(Dataset records)
▼

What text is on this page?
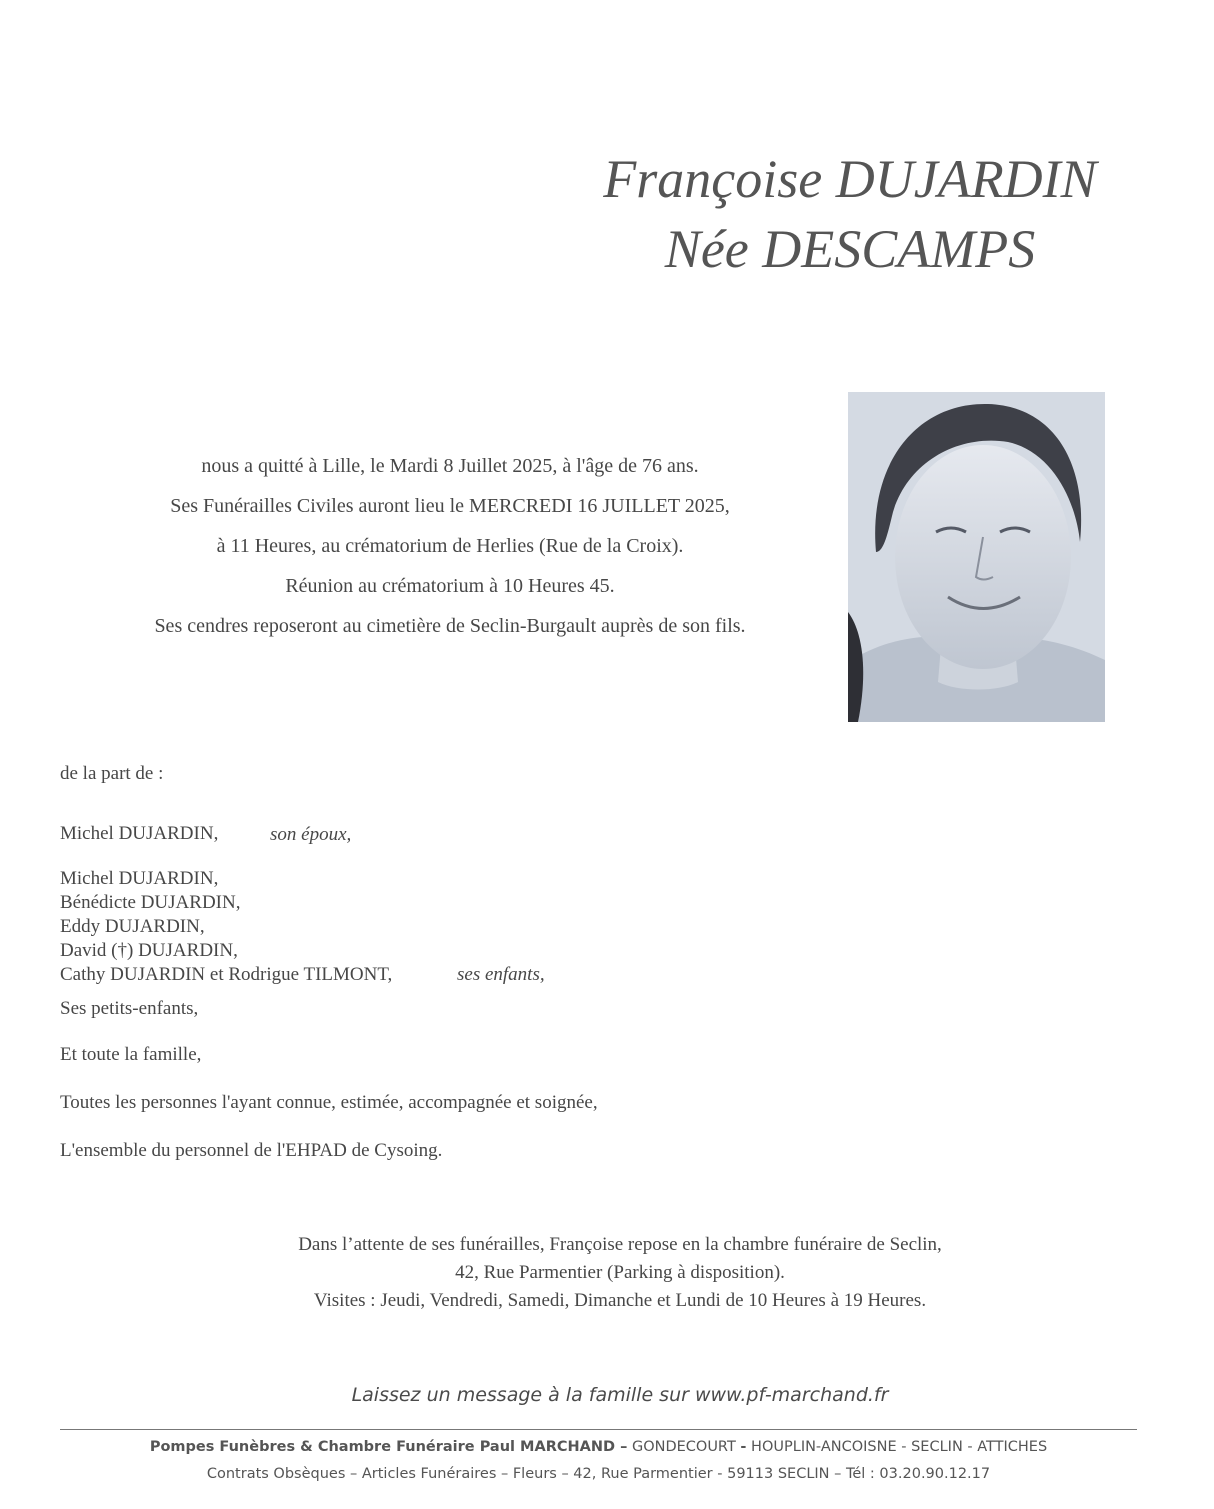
Françoise DUJARDIN
Née DESCAMPS

nous a quitté à Lille, le Mardi 8 Juillet 2025, à l'âge de 76 ans.

Ses Funérailles Civiles auront lieu le MERCREDI 16 JUILLET 2025,

à 11 Heures, au crématorium de Herlies (Rue de la Croix).

Réunion au crématorium à 10 Heures 45.

Ses cendres reposeront au cimetière de Seclin-Burgault auprès de son fils.

de la part de :
Michel DUJARDIN,	son époux,
Michel DUJARDIN,
Bénédicte DUJARDIN,
Eddy DUJARDIN,
David (†) DUJARDIN,
Cathy DUJARDIN et Rodrigue TILMONT,	ses enfants,
Ses petits-enfants,
Et toute la famille,
Toutes les personnes l'ayant connue, estimée, accompagnée et soignée,
L'ensemble du personnel de l'EHPAD de Cysoing.

Dans l’attente de ses funérailles, Françoise repose en la chambre funéraire de Seclin,

42, Rue Parmentier (Parking à disposition).

Visites : Jeudi, Vendredi, Samedi, Dimanche et Lundi de 10 Heures à 19 Heures.

Laissez un message à la famille sur www.pf-marchand.fr
Pompes Funèbres & Chambre Funéraire Paul MARCHAND – GONDECOURT - HOUPLIN-ANCOISNE - SECLIN - ATTICHES
Contrats Obsèques – Articles Funéraires – Fleurs – 42, Rue Parmentier - 59113 SECLIN – Tél : 03.20.90.12.17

▲

WORK TO BE COMPLETED »
Copy the entries exactly. Leave out the images.

ANSWER FOR THE TASK »
What text is on this page?
Françoise DUJARDIN
Née DESCAMPS

nous a quitté à Lille, le Mardi 8 Juillet 2025, à l'âge de 76 ans.

Ses Funérailles Civiles auront lieu le MERCREDI 16 JUILLET 2025,

à 11 Heures, au crématorium de Herlies (Rue de la Croix).

Réunion au crématorium à 10 Heures 45.

Ses cendres reposeront au cimetière de Seclin-Burgault auprès de son fils.

de la part de :
Michel DUJARDIN,	son époux,
Michel DUJARDIN,
Bénédicte DUJARDIN,
Eddy DUJARDIN,
David (†) DUJARDIN,
Cathy DUJARDIN et Rodrigue TILMONT,	ses enfants,
Ses petits-enfants,
Et toute la famille,
Toutes les personnes l'ayant connue, estimée, accompagnée et soignée,
L'ensemble du personnel de l'EHPAD de Cysoing.

Dans l’attente de ses funérailles, Françoise repose en la chambre funéraire de Seclin,

42, Rue Parmentier (Parking à disposition).

Visites : Jeudi, Vendredi, Samedi, Dimanche et Lundi de 10 Heures à 19 Heures.

Laissez un message à la famille sur www.pf-marchand.fr
Pompes Funèbres & Chambre Funéraire Paul MARCHAND – GONDECOURT - HOUPLIN-ANCOISNE - SECLIN - ATTICHES
Contrats Obsèques – Articles Funéraires – Fleurs – 42, Rue Parmentier - 59113 SECLIN – Tél : 03.20.90.12.17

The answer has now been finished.